◆ Task
Return each line of the listing below, unchanged, and omit the images.

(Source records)
## START

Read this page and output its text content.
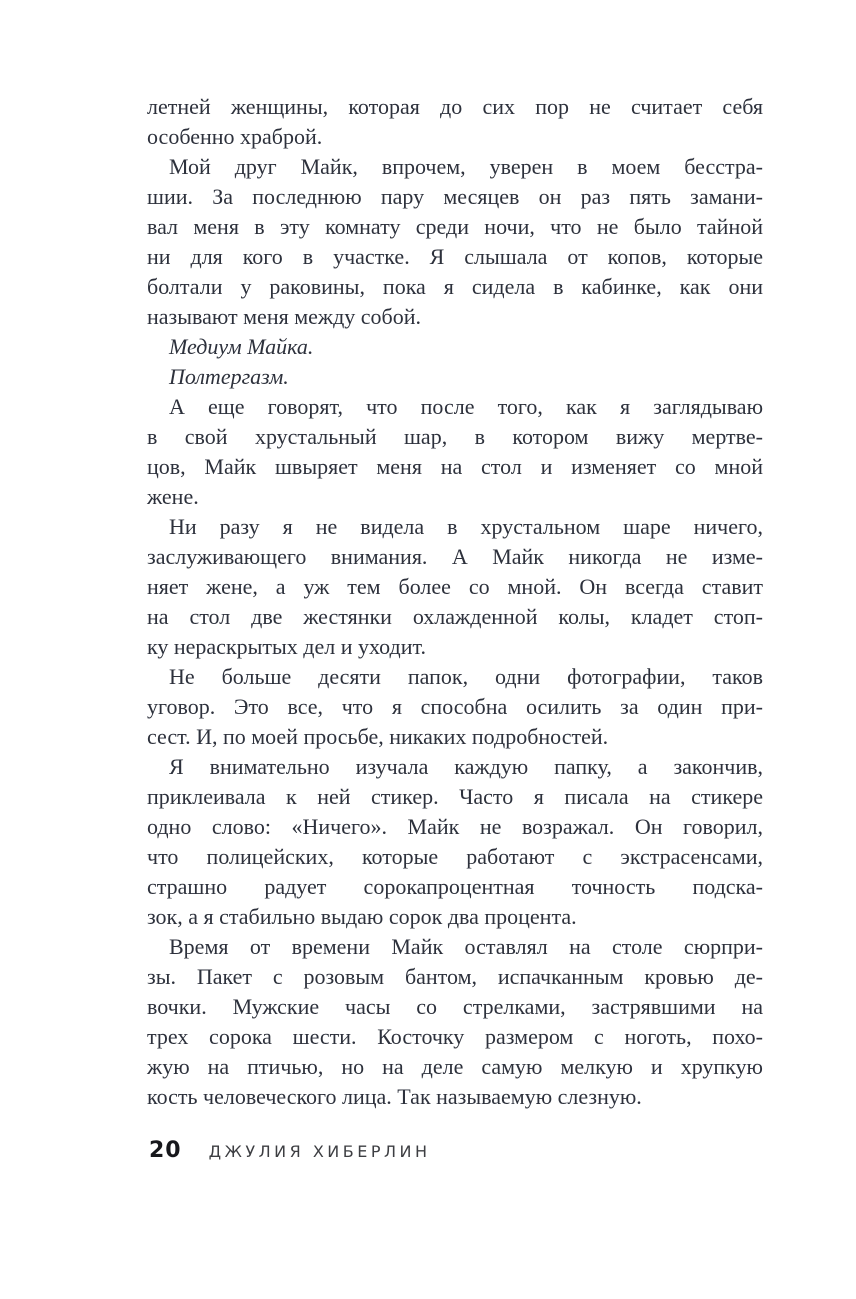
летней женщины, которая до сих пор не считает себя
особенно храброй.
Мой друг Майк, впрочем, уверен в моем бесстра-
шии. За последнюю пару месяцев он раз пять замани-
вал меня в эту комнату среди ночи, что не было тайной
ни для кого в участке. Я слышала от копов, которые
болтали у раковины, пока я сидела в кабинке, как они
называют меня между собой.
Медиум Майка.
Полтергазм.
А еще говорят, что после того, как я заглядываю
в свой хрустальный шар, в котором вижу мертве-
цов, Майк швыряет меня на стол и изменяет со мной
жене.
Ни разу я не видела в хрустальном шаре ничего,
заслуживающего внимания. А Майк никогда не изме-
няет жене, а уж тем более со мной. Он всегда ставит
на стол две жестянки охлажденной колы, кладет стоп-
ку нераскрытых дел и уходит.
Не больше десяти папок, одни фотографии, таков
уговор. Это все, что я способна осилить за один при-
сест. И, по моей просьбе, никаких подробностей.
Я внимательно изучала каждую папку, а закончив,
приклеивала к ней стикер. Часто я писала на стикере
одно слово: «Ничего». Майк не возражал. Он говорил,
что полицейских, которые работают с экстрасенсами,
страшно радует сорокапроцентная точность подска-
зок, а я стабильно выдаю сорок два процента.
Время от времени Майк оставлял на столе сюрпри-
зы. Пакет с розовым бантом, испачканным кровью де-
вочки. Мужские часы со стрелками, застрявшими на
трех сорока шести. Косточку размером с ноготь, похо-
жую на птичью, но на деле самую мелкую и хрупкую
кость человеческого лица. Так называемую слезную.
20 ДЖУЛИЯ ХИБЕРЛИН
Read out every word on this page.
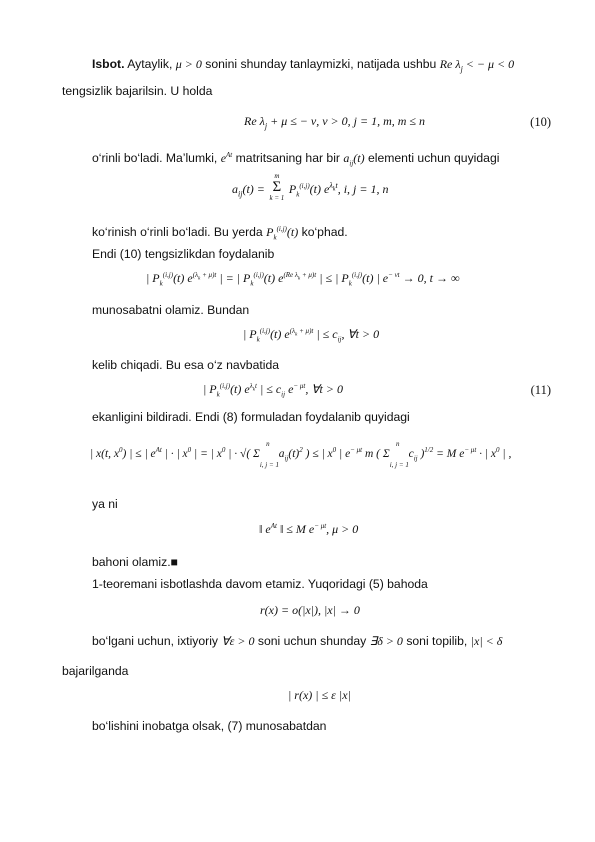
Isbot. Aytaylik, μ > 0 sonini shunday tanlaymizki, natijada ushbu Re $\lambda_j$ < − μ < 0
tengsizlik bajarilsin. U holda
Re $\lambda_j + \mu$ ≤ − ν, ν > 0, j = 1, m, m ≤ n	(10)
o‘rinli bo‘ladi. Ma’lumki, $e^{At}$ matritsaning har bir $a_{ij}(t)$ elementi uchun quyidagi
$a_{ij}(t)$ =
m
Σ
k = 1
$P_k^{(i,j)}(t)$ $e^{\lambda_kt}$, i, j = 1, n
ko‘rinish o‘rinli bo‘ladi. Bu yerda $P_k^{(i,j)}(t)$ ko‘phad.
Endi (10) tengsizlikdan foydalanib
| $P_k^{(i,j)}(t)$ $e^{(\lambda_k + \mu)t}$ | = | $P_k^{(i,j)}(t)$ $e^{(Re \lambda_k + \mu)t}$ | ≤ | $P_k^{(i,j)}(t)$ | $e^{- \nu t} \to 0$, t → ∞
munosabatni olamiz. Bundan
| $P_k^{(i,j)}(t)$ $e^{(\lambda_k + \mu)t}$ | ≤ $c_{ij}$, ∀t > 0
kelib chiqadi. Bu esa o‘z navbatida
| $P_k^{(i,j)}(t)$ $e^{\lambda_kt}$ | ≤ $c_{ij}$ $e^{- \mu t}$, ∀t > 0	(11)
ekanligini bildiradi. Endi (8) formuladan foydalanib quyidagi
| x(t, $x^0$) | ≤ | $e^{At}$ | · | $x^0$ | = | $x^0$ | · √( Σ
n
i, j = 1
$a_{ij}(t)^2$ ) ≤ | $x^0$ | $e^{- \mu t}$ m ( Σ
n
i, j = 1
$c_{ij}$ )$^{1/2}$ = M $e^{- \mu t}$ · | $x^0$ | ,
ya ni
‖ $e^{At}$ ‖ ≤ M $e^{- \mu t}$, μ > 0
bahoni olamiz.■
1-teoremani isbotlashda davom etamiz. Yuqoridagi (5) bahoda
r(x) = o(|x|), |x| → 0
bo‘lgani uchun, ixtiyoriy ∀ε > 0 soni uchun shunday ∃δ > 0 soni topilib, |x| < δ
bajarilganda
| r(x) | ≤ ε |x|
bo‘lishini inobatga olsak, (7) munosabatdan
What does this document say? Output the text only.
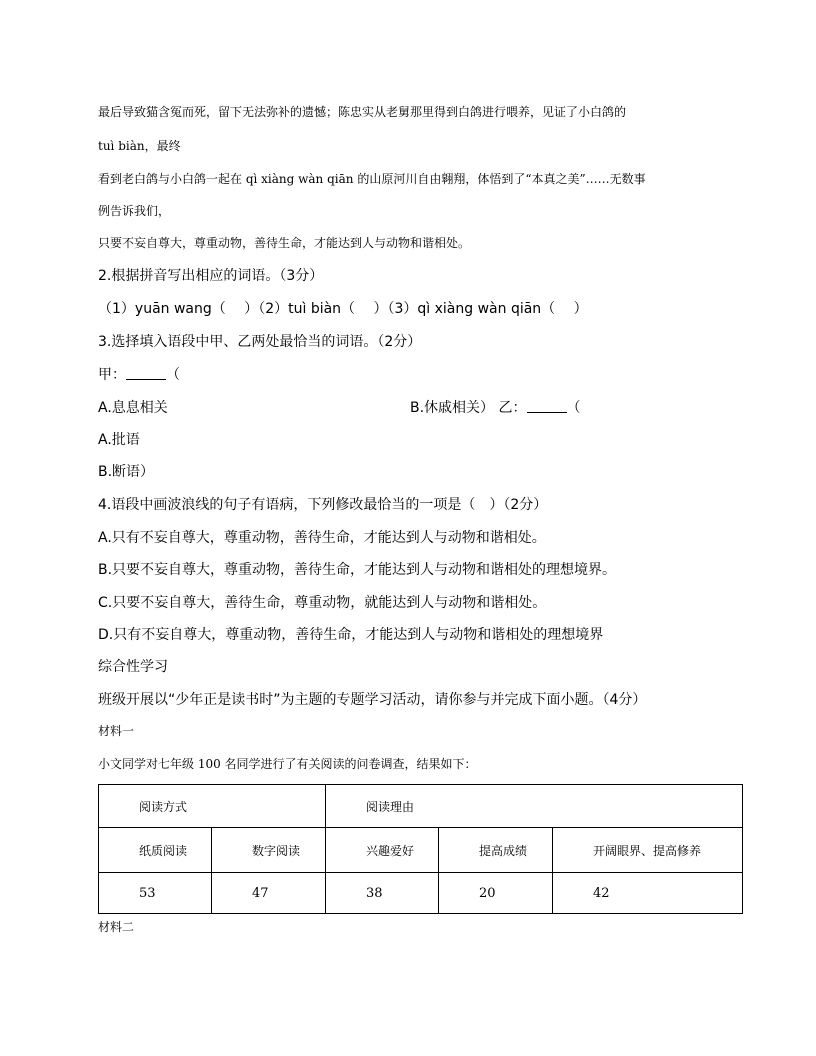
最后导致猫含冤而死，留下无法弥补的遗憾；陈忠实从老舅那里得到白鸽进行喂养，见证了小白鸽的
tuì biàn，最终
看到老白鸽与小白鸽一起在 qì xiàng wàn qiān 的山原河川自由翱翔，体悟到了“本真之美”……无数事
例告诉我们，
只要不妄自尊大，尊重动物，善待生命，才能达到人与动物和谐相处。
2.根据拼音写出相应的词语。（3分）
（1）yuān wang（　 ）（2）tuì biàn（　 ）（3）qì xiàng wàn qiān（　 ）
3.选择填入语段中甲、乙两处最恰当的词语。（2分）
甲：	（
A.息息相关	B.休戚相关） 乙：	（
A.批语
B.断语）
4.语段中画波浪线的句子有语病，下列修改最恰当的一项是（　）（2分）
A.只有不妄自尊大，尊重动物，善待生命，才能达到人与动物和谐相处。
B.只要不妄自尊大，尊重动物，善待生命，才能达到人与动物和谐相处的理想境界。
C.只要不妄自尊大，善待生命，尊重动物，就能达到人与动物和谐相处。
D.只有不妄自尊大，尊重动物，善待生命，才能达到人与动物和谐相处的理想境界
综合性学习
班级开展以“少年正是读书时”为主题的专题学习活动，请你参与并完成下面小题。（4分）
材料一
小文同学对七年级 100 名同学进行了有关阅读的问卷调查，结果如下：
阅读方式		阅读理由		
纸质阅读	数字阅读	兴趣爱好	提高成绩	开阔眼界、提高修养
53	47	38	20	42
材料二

## END

◆ Full answer
Read this page and output its text content.
летней женщины, которая до сих пор не считает себя
особенно храброй.
Мой друг Майк, впрочем, уверен в моем бесстра-
шии. За последнюю пару месяцев он раз пять замани-
вал меня в эту комнату среди ночи, что не было тайной
ни для кого в участке. Я слышала от копов, которые
болтали у раковины, пока я сидела в кабинке, как они
называют меня между собой.
Медиум Майка.
Полтергазм.
А еще говорят, что после того, как я заглядываю
в свой хрустальный шар, в котором вижу мертве-
цов, Майк швыряет меня на стол и изменяет со мной
жене.
Ни разу я не видела в хрустальном шаре ничего,
заслуживающего внимания. А Майк никогда не изме-
няет жене, а уж тем более со мной. Он всегда ставит
на стол две жестянки охлажденной колы, кладет стоп-
ку нераскрытых дел и уходит.
Не больше десяти папок, одни фотографии, таков
уговор. Это все, что я способна осилить за один при-
сест. И, по моей просьбе, никаких подробностей.
Я внимательно изучала каждую папку, а закончив,
приклеивала к ней стикер. Часто я писала на стикере
одно слово: «Ничего». Майк не возражал. Он говорил,
что полицейских, которые работают с экстрасенсами,
страшно радует сорокапроцентная точность подска-
зок, а я стабильно выдаю сорок два процента.
Время от времени Майк оставлял на столе сюрпри-
зы. Пакет с розовым бантом, испачканным кровью де-
вочки. Мужские часы со стрелками, застрявшими на
трех сорока шести. Косточку размером с ноготь, похо-
жую на птичью, но на деле самую мелкую и хрупкую
кость человеческого лица. Так называемую слезную.
20 ДЖУЛИЯ ХИБЕРЛИН
Read out every word on this page.
Isbot. Aytaylik, μ > 0 sonini shunday tanlaymizki, natijada ushbu Re $\lambda_j$ < − μ < 0
tengsizlik bajarilsin. U holda
Re $\lambda_j + \mu$ ≤ − ν, ν > 0, j = 1, m, m ≤ n	(10)
o‘rinli bo‘ladi. Ma’lumki, $e^{At}$ matritsaning har bir $a_{ij}(t)$ elementi uchun quyidagi
$a_{ij}(t)$ =
m
Σ
k = 1
$P_k^{(i,j)}(t)$ $e^{\lambda_kt}$, i, j = 1, n
ko‘rinish o‘rinli bo‘ladi. Bu yerda $P_k^{(i,j)}(t)$ ko‘phad.
Endi (10) tengsizlikdan foydalanib
| $P_k^{(i,j)}(t)$ $e^{(\lambda_k + \mu)t}$ | = | $P_k^{(i,j)}(t)$ $e^{(Re \lambda_k + \mu)t}$ | ≤ | $P_k^{(i,j)}(t)$ | $e^{- \nu t} \to 0$, t → ∞
munosabatni olamiz. Bundan
| $P_k^{(i,j)}(t)$ $e^{(\lambda_k + \mu)t}$ | ≤ $c_{ij}$, ∀t > 0
kelib chiqadi. Bu esa o‘z navbatida
| $P_k^{(i,j)}(t)$ $e^{\lambda_kt}$ | ≤ $c_{ij}$ $e^{- \mu t}$, ∀t > 0	(11)
ekanligini bildiradi. Endi (8) formuladan foydalanib quyidagi
| x(t, $x^0$) | ≤ | $e^{At}$ | · | $x^0$ | = | $x^0$ | · √( Σ
n
i, j = 1
$a_{ij}(t)^2$ ) ≤ | $x^0$ | $e^{- \mu t}$ m ( Σ
n
i, j = 1
$c_{ij}$ )$^{1/2}$ = M $e^{- \mu t}$ · | $x^0$ | ,
ya ni
‖ $e^{At}$ ‖ ≤ M $e^{- \mu t}$, μ > 0
bahoni olamiz.■
1-teoremani isbotlashda davom etamiz. Yuqoridagi (5) bahoda
r(x) = o(|x|), |x| → 0
bo‘lgani uchun, ixtiyoriy ∀ε > 0 soni uchun shunday ∃δ > 0 soni topilib, |x| < δ
bajarilganda
| r(x) | ≤ ε |x|
bo‘lishini inobatga olsak, (7) munosabatdan
What does this document say? Output the text only.
最后导致猫含冤而死，留下无法弥补的遗憾；陈忠实从老舅那里得到白鸽进行喂养，见证了小白鸽的
tuì biàn，最终
看到老白鸽与小白鸽一起在 qì xiàng wàn qiān 的山原河川自由翱翔，体悟到了“本真之美”……无数事
例告诉我们，
只要不妄自尊大，尊重动物，善待生命，才能达到人与动物和谐相处。
2.根据拼音写出相应的词语。（3分）
（1）yuān wang（　 ）（2）tuì biàn（　 ）（3）qì xiàng wàn qiān（　 ）
3.选择填入语段中甲、乙两处最恰当的词语。（2分）
甲：	（
A.息息相关	B.休戚相关） 乙：	（
A.批语
B.断语）
4.语段中画波浪线的句子有语病，下列修改最恰当的一项是（　）（2分）
A.只有不妄自尊大，尊重动物，善待生命，才能达到人与动物和谐相处。
B.只要不妄自尊大，尊重动物，善待生命，才能达到人与动物和谐相处的理想境界。
C.只要不妄自尊大，善待生命，尊重动物，就能达到人与动物和谐相处。
D.只有不妄自尊大，尊重动物，善待生命，才能达到人与动物和谐相处的理想境界
综合性学习
班级开展以“少年正是读书时”为主题的专题学习活动，请你参与并完成下面小题。（4分）
材料一
小文同学对七年级 100 名同学进行了有关阅读的问卷调查，结果如下：
阅读方式		阅读理由		
纸质阅读	数字阅读	兴趣爱好	提高成绩	开阔眼界、提高修养
53	47	38	20	42
材料二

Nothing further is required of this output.